Without the pictures, set down the records below word for word.

(DATA FOR ANALYSIS)

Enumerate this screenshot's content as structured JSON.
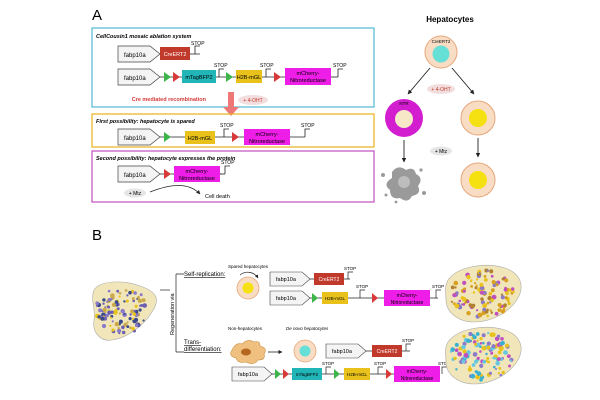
{
  "panel_a": {
    "letter": "A",
    "box1_title": "CellCousin1 mosaic ablation system",
    "recombination_label": "Cre mediated recombination",
    "ohtlabel": "+ 4-OHT",
    "box2_title": "First possibility: hepatocyte is spared",
    "box3_title": "Second possibility: hepatocyte expresses the protein",
    "mtz_label": "+ Mtz",
    "cell_death_label": "Cell death"
  },
  "genes": {
    "fabp10a": "fabp10a",
    "creert2": "CreERT2",
    "mtagbfp2": "mTagBFP2",
    "h2bmgl": "H2B-mGL",
    "mcherry_line1": "mCherry-",
    "mcherry_line2": "Nitroreductase",
    "stop": "STOP"
  },
  "hepatocytes": {
    "title": "Hepatocytes",
    "creert2_label": "CreERT2",
    "ohtlabel": "+ 4-OHT",
    "ntr_label": "NTR",
    "mtz_label": "+ Mtz"
  },
  "panel_b": {
    "letter": "B",
    "regeneration_label": "Regeneration via",
    "self_replication": "Self-replication:",
    "spared_hepatocytes": "Spared hepatocytes",
    "trans_differentiation_line1": "Trans-",
    "trans_differentiation_line2": "differentiation:",
    "non_hepatocytes": "Non-hepatocytes",
    "de_novo_hepatocytes": "De novo hepatocytes"
  },
  "colors": {
    "creert2": "#c0392b",
    "mtagbfp2": "#21b5b8",
    "h2bmgl": "#e8c21a",
    "mcherry": "#ee1ee8",
    "green_loxp": "#3db54a",
    "red_loxp": "#d83a3a",
    "box1_border": "#4fb8d6",
    "box2_border": "#e8b21a",
    "box3_border": "#c14fbf"
  }
}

(End DATA FOR ANALYSIS)

_RESPONSE BELOW:_
Enumerate this screenshot's content as structured JSON.
{
  "panel_a": {
    "letter": "A",
    "box1_title": "CellCousin1 mosaic ablation system",
    "recombination_label": "Cre mediated recombination",
    "ohtlabel": "+ 4-OHT",
    "box2_title": "First possibility: hepatocyte is spared",
    "box3_title": "Second possibility: hepatocyte expresses the protein",
    "mtz_label": "+ Mtz",
    "cell_death_label": "Cell death"
  },
  "genes": {
    "fabp10a": "fabp10a",
    "creert2": "CreERT2",
    "mtagbfp2": "mTagBFP2",
    "h2bmgl": "H2B-mGL",
    "mcherry_line1": "mCherry-",
    "mcherry_line2": "Nitroreductase",
    "stop": "STOP"
  },
  "hepatocytes": {
    "title": "Hepatocytes",
    "creert2_label": "CreERT2",
    "ohtlabel": "+ 4-OHT",
    "ntr_label": "NTR",
    "mtz_label": "+ Mtz"
  },
  "panel_b": {
    "letter": "B",
    "regeneration_label": "Regeneration via",
    "self_replication": "Self-replication:",
    "spared_hepatocytes": "Spared hepatocytes",
    "trans_differentiation_line1": "Trans-",
    "trans_differentiation_line2": "differentiation:",
    "non_hepatocytes": "Non-hepatocytes",
    "de_novo_hepatocytes": "De novo hepatocytes"
  },
  "colors": {
    "creert2": "#c0392b",
    "mtagbfp2": "#21b5b8",
    "h2bmgl": "#e8c21a",
    "mcherry": "#ee1ee8",
    "green_loxp": "#3db54a",
    "red_loxp": "#d83a3a",
    "box1_border": "#4fb8d6",
    "box2_border": "#e8b21a",
    "box3_border": "#c14fbf"
  }
}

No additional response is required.